--- Required task ---
Below is a set of records; print all of them exactly as written.

--- Dataset excerpts ---
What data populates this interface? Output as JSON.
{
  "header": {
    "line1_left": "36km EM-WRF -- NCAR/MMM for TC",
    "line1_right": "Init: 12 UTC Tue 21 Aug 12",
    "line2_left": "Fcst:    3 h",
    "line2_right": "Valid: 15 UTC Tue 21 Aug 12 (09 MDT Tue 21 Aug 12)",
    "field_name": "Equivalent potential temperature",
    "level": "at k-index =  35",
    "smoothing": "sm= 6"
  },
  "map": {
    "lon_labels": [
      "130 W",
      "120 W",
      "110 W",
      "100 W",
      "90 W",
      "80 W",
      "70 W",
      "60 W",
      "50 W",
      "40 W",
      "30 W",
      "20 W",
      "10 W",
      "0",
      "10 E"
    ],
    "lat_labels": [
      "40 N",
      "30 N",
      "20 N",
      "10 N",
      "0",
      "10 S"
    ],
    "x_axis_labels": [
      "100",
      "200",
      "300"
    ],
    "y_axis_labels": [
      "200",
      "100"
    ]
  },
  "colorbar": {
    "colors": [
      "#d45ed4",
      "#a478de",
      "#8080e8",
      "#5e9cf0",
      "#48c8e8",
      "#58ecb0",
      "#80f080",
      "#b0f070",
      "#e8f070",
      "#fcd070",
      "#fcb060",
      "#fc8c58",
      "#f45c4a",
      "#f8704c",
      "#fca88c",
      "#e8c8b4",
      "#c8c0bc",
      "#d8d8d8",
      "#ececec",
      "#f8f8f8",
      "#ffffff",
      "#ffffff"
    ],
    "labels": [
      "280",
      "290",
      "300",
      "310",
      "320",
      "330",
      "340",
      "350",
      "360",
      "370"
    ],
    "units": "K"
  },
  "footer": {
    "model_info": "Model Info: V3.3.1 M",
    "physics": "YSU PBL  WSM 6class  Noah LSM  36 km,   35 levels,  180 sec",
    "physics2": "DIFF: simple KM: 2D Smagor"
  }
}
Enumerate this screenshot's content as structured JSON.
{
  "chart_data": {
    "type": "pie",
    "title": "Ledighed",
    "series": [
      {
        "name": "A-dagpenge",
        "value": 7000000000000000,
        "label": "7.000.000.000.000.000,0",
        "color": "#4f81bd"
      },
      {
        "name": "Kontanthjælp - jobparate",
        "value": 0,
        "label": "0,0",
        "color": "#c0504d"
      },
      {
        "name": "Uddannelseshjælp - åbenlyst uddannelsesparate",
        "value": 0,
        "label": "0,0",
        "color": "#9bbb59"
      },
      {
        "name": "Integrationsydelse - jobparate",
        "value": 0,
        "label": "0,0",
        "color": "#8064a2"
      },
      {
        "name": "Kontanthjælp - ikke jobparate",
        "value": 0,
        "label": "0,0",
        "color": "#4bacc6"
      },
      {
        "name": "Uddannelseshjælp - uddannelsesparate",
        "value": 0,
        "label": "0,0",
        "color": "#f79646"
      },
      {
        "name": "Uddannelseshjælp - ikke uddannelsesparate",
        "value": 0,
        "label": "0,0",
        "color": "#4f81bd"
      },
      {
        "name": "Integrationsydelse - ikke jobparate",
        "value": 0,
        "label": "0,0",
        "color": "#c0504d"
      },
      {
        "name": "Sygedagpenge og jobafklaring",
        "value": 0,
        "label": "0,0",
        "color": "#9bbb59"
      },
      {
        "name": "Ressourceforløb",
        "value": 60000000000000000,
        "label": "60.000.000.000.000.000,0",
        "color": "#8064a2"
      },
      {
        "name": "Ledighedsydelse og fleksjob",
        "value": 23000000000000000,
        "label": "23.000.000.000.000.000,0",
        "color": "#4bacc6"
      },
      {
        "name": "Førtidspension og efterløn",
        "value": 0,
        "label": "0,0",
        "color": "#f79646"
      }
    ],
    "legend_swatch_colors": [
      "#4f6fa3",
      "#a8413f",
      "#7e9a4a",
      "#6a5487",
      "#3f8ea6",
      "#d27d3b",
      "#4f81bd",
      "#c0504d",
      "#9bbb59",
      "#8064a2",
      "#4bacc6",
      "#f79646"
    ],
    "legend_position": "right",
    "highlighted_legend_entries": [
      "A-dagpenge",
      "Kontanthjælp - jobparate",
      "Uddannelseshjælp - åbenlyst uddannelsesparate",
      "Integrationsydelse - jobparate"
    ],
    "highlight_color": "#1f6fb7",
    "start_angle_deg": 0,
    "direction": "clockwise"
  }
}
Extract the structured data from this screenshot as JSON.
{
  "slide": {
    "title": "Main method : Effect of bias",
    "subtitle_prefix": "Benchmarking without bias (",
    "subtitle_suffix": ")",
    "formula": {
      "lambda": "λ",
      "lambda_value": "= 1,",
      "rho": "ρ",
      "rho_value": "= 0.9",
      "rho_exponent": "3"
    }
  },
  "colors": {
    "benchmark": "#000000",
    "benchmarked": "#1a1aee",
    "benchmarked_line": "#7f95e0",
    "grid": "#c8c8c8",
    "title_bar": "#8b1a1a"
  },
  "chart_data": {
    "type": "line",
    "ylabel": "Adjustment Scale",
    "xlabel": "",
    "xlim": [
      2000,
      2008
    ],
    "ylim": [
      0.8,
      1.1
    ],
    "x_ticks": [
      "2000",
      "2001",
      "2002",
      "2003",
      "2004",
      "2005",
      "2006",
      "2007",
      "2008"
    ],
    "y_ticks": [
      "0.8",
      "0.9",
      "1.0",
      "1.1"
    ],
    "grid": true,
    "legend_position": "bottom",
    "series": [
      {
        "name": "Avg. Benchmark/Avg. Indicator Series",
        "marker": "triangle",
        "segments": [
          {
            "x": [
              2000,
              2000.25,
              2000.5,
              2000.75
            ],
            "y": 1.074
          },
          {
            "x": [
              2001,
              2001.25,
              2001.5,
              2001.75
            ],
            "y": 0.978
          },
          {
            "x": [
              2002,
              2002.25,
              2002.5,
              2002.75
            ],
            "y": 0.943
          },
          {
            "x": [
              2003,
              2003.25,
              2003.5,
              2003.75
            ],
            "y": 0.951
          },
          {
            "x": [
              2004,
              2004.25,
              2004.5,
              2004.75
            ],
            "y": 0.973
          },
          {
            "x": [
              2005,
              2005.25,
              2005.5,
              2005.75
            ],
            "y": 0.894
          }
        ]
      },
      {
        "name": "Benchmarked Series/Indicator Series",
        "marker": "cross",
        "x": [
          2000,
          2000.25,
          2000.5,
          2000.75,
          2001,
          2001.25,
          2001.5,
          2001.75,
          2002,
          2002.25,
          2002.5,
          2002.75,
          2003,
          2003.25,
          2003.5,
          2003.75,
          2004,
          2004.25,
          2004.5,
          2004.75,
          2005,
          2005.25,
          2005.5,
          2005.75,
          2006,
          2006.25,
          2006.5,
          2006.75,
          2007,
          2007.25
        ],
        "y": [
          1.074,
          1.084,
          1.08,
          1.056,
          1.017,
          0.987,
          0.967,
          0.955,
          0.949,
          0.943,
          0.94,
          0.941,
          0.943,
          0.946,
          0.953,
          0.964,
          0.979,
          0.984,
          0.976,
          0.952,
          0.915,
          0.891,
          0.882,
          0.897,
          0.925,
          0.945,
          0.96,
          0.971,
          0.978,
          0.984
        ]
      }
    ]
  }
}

--- Written response ---
What data populates this interface? Output as JSON.
{
  "header": {
    "line1_left": "36km EM-WRF -- NCAR/MMM for TC",
    "line1_right": "Init: 12 UTC Tue 21 Aug 12",
    "line2_left": "Fcst:    3 h",
    "line2_right": "Valid: 15 UTC Tue 21 Aug 12 (09 MDT Tue 21 Aug 12)",
    "field_name": "Equivalent potential temperature",
    "level": "at k-index =  35",
    "smoothing": "sm= 6"
  },
  "map": {
    "lon_labels": [
      "130 W",
      "120 W",
      "110 W",
      "100 W",
      "90 W",
      "80 W",
      "70 W",
      "60 W",
      "50 W",
      "40 W",
      "30 W",
      "20 W",
      "10 W",
      "0",
      "10 E"
    ],
    "lat_labels": [
      "40 N",
      "30 N",
      "20 N",
      "10 N",
      "0",
      "10 S"
    ],
    "x_axis_labels": [
      "100",
      "200",
      "300"
    ],
    "y_axis_labels": [
      "200",
      "100"
    ]
  },
  "colorbar": {
    "colors": [
      "#d45ed4",
      "#a478de",
      "#8080e8",
      "#5e9cf0",
      "#48c8e8",
      "#58ecb0",
      "#80f080",
      "#b0f070",
      "#e8f070",
      "#fcd070",
      "#fcb060",
      "#fc8c58",
      "#f45c4a",
      "#f8704c",
      "#fca88c",
      "#e8c8b4",
      "#c8c0bc",
      "#d8d8d8",
      "#ececec",
      "#f8f8f8",
      "#ffffff",
      "#ffffff"
    ],
    "labels": [
      "280",
      "290",
      "300",
      "310",
      "320",
      "330",
      "340",
      "350",
      "360",
      "370"
    ],
    "units": "K"
  },
  "footer": {
    "model_info": "Model Info: V3.3.1 M",
    "physics": "YSU PBL  WSM 6class  Noah LSM  36 km,   35 levels,  180 sec",
    "physics2": "DIFF: simple KM: 2D Smagor"
  }
}
Enumerate this screenshot's content as structured JSON.
{
  "chart_data": {
    "type": "pie",
    "title": "Ledighed",
    "series": [
      {
        "name": "A-dagpenge",
        "value": 7000000000000000,
        "label": "7.000.000.000.000.000,0",
        "color": "#4f81bd"
      },
      {
        "name": "Kontanthjælp - jobparate",
        "value": 0,
        "label": "0,0",
        "color": "#c0504d"
      },
      {
        "name": "Uddannelseshjælp - åbenlyst uddannelsesparate",
        "value": 0,
        "label": "0,0",
        "color": "#9bbb59"
      },
      {
        "name": "Integrationsydelse - jobparate",
        "value": 0,
        "label": "0,0",
        "color": "#8064a2"
      },
      {
        "name": "Kontanthjælp - ikke jobparate",
        "value": 0,
        "label": "0,0",
        "color": "#4bacc6"
      },
      {
        "name": "Uddannelseshjælp - uddannelsesparate",
        "value": 0,
        "label": "0,0",
        "color": "#f79646"
      },
      {
        "name": "Uddannelseshjælp - ikke uddannelsesparate",
        "value": 0,
        "label": "0,0",
        "color": "#4f81bd"
      },
      {
        "name": "Integrationsydelse - ikke jobparate",
        "value": 0,
        "label": "0,0",
        "color": "#c0504d"
      },
      {
        "name": "Sygedagpenge og jobafklaring",
        "value": 0,
        "label": "0,0",
        "color": "#9bbb59"
      },
      {
        "name": "Ressourceforløb",
        "value": 60000000000000000,
        "label": "60.000.000.000.000.000,0",
        "color": "#8064a2"
      },
      {
        "name": "Ledighedsydelse og fleksjob",
        "value": 23000000000000000,
        "label": "23.000.000.000.000.000,0",
        "color": "#4bacc6"
      },
      {
        "name": "Førtidspension og efterløn",
        "value": 0,
        "label": "0,0",
        "color": "#f79646"
      }
    ],
    "legend_swatch_colors": [
      "#4f6fa3",
      "#a8413f",
      "#7e9a4a",
      "#6a5487",
      "#3f8ea6",
      "#d27d3b",
      "#4f81bd",
      "#c0504d",
      "#9bbb59",
      "#8064a2",
      "#4bacc6",
      "#f79646"
    ],
    "legend_position": "right",
    "highlighted_legend_entries": [
      "A-dagpenge",
      "Kontanthjælp - jobparate",
      "Uddannelseshjælp - åbenlyst uddannelsesparate",
      "Integrationsydelse - jobparate"
    ],
    "highlight_color": "#1f6fb7",
    "start_angle_deg": 0,
    "direction": "clockwise"
  }
}
Extract the structured data from this screenshot as JSON.
{
  "slide": {
    "title": "Main method : Effect of bias",
    "subtitle_prefix": "Benchmarking without bias (",
    "subtitle_suffix": ")",
    "formula": {
      "lambda": "λ",
      "lambda_value": "= 1,",
      "rho": "ρ",
      "rho_value": "= 0.9",
      "rho_exponent": "3"
    }
  },
  "colors": {
    "benchmark": "#000000",
    "benchmarked": "#1a1aee",
    "benchmarked_line": "#7f95e0",
    "grid": "#c8c8c8",
    "title_bar": "#8b1a1a"
  },
  "chart_data": {
    "type": "line",
    "ylabel": "Adjustment Scale",
    "xlabel": "",
    "xlim": [
      2000,
      2008
    ],
    "ylim": [
      0.8,
      1.1
    ],
    "x_ticks": [
      "2000",
      "2001",
      "2002",
      "2003",
      "2004",
      "2005",
      "2006",
      "2007",
      "2008"
    ],
    "y_ticks": [
      "0.8",
      "0.9",
      "1.0",
      "1.1"
    ],
    "grid": true,
    "legend_position": "bottom",
    "series": [
      {
        "name": "Avg. Benchmark/Avg. Indicator Series",
        "marker": "triangle",
        "segments": [
          {
            "x": [
              2000,
              2000.25,
              2000.5,
              2000.75
            ],
            "y": 1.074
          },
          {
            "x": [
              2001,
              2001.25,
              2001.5,
              2001.75
            ],
            "y": 0.978
          },
          {
            "x": [
              2002,
              2002.25,
              2002.5,
              2002.75
            ],
            "y": 0.943
          },
          {
            "x": [
              2003,
              2003.25,
              2003.5,
              2003.75
            ],
            "y": 0.951
          },
          {
            "x": [
              2004,
              2004.25,
              2004.5,
              2004.75
            ],
            "y": 0.973
          },
          {
            "x": [
              2005,
              2005.25,
              2005.5,
              2005.75
            ],
            "y": 0.894
          }
        ]
      },
      {
        "name": "Benchmarked Series/Indicator Series",
        "marker": "cross",
        "x": [
          2000,
          2000.25,
          2000.5,
          2000.75,
          2001,
          2001.25,
          2001.5,
          2001.75,
          2002,
          2002.25,
          2002.5,
          2002.75,
          2003,
          2003.25,
          2003.5,
          2003.75,
          2004,
          2004.25,
          2004.5,
          2004.75,
          2005,
          2005.25,
          2005.5,
          2005.75,
          2006,
          2006.25,
          2006.5,
          2006.75,
          2007,
          2007.25
        ],
        "y": [
          1.074,
          1.084,
          1.08,
          1.056,
          1.017,
          0.987,
          0.967,
          0.955,
          0.949,
          0.943,
          0.94,
          0.941,
          0.943,
          0.946,
          0.953,
          0.964,
          0.979,
          0.984,
          0.976,
          0.952,
          0.915,
          0.891,
          0.882,
          0.897,
          0.925,
          0.945,
          0.96,
          0.971,
          0.978,
          0.984
        ]
      }
    ]
  }
}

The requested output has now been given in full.